[Stored data]
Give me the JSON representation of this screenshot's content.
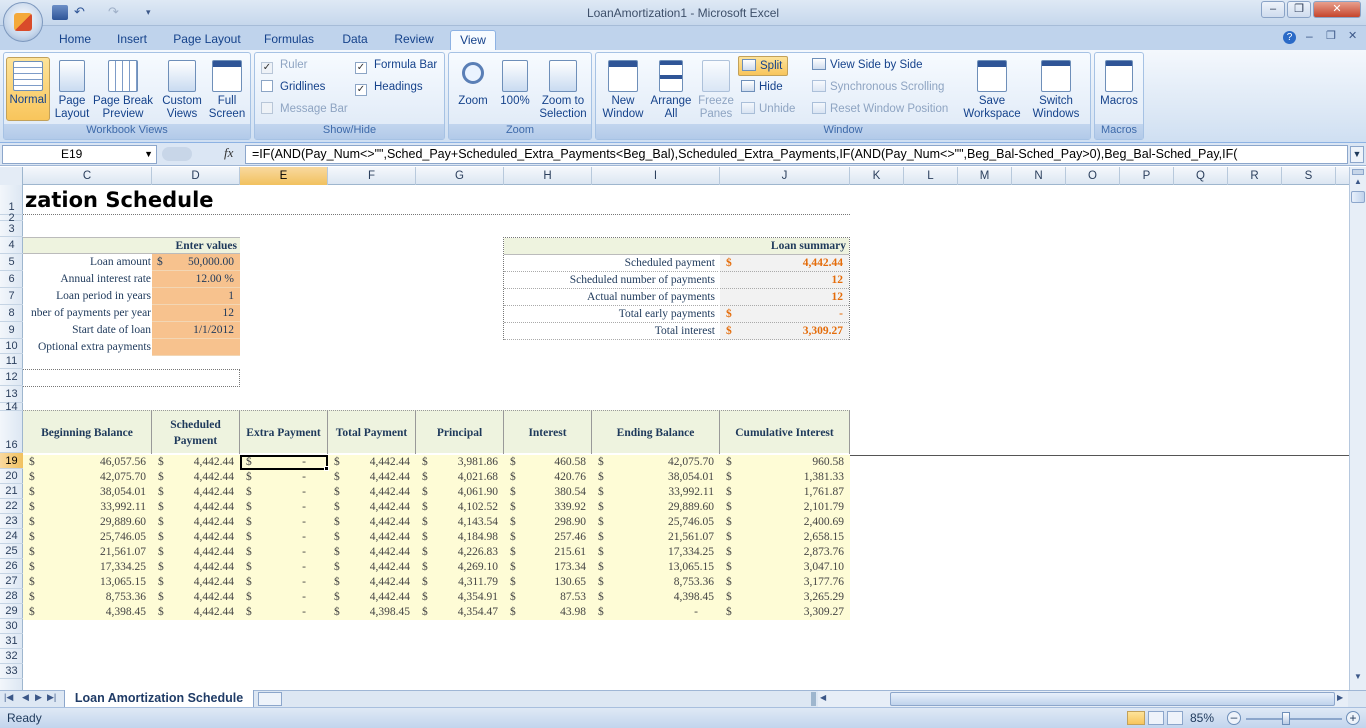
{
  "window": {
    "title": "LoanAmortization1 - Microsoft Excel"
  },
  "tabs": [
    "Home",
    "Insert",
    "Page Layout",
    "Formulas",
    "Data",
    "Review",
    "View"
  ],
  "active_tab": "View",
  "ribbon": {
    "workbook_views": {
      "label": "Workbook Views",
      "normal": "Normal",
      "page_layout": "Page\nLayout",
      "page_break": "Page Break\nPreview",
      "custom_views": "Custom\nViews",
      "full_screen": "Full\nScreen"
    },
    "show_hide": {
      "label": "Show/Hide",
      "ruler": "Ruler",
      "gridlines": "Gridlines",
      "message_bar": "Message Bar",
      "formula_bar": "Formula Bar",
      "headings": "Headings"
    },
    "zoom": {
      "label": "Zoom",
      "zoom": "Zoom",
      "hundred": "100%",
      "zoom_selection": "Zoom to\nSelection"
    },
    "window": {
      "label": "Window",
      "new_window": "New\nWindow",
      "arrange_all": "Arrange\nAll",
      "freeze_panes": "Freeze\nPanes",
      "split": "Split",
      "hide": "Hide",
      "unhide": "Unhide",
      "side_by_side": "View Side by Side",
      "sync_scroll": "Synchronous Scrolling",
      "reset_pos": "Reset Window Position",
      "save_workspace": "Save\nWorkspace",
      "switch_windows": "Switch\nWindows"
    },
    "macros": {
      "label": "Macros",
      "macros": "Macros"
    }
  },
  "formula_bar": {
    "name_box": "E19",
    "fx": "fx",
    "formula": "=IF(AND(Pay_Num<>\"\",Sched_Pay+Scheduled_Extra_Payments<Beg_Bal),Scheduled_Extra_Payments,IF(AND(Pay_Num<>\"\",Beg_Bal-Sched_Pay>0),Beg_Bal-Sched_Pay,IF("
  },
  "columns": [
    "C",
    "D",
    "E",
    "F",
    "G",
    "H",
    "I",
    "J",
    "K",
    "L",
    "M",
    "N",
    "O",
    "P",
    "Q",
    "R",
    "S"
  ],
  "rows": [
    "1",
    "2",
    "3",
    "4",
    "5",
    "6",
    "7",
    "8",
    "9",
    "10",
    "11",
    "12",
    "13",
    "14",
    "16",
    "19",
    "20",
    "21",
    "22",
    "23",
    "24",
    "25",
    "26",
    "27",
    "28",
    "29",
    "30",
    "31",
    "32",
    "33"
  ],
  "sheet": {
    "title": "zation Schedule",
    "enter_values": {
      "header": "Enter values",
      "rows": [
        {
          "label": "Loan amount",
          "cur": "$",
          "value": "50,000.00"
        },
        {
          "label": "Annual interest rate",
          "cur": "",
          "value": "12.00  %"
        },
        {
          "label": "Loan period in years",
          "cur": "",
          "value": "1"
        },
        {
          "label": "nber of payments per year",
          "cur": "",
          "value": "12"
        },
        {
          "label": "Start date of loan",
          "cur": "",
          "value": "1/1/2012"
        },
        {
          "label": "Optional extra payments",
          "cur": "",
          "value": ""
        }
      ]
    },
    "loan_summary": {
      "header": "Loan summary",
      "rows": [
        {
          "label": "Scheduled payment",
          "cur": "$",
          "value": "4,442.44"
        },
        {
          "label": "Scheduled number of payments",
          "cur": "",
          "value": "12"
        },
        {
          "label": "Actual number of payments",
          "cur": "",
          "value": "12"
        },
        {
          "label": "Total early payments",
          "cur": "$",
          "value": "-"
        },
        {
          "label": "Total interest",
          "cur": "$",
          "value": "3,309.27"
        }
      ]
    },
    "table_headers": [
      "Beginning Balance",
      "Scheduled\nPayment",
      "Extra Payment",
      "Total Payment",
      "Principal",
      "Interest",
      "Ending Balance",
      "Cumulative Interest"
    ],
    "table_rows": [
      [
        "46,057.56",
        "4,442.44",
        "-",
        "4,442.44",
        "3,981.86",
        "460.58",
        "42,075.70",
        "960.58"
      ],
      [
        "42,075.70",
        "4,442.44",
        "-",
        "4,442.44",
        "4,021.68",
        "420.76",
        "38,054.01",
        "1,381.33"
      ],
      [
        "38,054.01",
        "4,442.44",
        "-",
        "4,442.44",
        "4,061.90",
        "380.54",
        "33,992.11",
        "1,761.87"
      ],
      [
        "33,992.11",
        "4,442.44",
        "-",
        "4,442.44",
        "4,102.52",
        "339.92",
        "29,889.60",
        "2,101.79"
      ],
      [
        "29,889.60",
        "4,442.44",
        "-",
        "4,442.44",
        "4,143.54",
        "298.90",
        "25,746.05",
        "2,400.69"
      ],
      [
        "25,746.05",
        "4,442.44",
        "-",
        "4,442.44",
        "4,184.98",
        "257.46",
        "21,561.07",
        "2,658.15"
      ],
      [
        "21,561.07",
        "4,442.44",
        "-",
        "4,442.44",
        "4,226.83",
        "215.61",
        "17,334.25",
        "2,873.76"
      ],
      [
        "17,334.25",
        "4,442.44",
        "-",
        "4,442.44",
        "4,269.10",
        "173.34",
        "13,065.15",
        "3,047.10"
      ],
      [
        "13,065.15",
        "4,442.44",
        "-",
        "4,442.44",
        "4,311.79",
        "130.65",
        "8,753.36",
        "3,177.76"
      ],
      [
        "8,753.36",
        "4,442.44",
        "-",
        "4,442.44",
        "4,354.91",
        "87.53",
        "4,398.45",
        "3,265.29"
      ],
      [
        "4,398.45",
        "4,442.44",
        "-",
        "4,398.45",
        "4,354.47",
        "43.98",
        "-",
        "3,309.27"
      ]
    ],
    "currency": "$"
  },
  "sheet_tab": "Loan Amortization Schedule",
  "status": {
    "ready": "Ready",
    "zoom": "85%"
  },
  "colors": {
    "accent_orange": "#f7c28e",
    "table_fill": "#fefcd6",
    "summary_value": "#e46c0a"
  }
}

## Work instructions
Collect the complete line wherever the string "Total" appears in the records.

## The solution
          "label": "Total early payments",
          "label": "Total interest",
      "Total Payment",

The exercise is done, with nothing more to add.